_SET TASK:_
Render the material again word for word, skipping the pictures in it.

Collection entries:
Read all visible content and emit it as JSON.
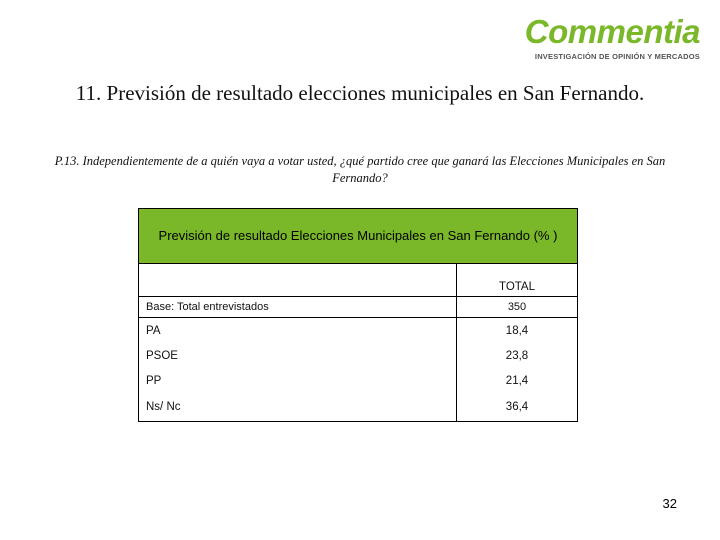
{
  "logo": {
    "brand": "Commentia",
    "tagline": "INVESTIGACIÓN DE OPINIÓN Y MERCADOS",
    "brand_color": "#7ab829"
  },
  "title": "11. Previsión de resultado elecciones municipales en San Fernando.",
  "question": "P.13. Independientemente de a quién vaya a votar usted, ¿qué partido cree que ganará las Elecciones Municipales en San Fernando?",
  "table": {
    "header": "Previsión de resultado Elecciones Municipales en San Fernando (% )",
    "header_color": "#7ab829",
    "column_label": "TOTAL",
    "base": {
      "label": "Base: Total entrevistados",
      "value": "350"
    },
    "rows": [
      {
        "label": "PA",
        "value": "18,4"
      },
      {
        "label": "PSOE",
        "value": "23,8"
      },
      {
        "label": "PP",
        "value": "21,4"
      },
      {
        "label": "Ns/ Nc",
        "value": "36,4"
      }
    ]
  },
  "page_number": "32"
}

_TASK OUTPUT:_
Read all visible content and emit it as JSON.
{
  "logo": {
    "brand": "Commentia",
    "tagline": "INVESTIGACIÓN DE OPINIÓN Y MERCADOS",
    "brand_color": "#7ab829"
  },
  "title": "11. Previsión de resultado elecciones municipales en San Fernando.",
  "question": "P.13. Independientemente de a quién vaya a votar usted, ¿qué partido cree que ganará las Elecciones Municipales en San Fernando?",
  "table": {
    "header": "Previsión de resultado Elecciones Municipales en San Fernando (% )",
    "header_color": "#7ab829",
    "column_label": "TOTAL",
    "base": {
      "label": "Base: Total entrevistados",
      "value": "350"
    },
    "rows": [
      {
        "label": "PA",
        "value": "18,4"
      },
      {
        "label": "PSOE",
        "value": "23,8"
      },
      {
        "label": "PP",
        "value": "21,4"
      },
      {
        "label": "Ns/ Nc",
        "value": "36,4"
      }
    ]
  },
  "page_number": "32"
}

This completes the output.